● Exercise goal
Say how many lines in the records include the string "марта", adding no other words.

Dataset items
------------------------------
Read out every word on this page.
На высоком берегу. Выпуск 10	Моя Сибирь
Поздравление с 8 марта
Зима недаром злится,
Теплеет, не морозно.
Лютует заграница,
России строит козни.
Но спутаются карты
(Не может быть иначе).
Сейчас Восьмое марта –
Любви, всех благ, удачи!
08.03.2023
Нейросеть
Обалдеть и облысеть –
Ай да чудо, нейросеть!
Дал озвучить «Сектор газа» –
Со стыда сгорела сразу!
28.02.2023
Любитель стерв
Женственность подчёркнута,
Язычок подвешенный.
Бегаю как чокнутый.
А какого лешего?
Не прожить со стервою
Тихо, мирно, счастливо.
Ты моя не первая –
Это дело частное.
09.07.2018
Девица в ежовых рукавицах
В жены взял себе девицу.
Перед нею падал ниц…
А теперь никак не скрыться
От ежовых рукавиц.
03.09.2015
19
------------------------------
● Answer
2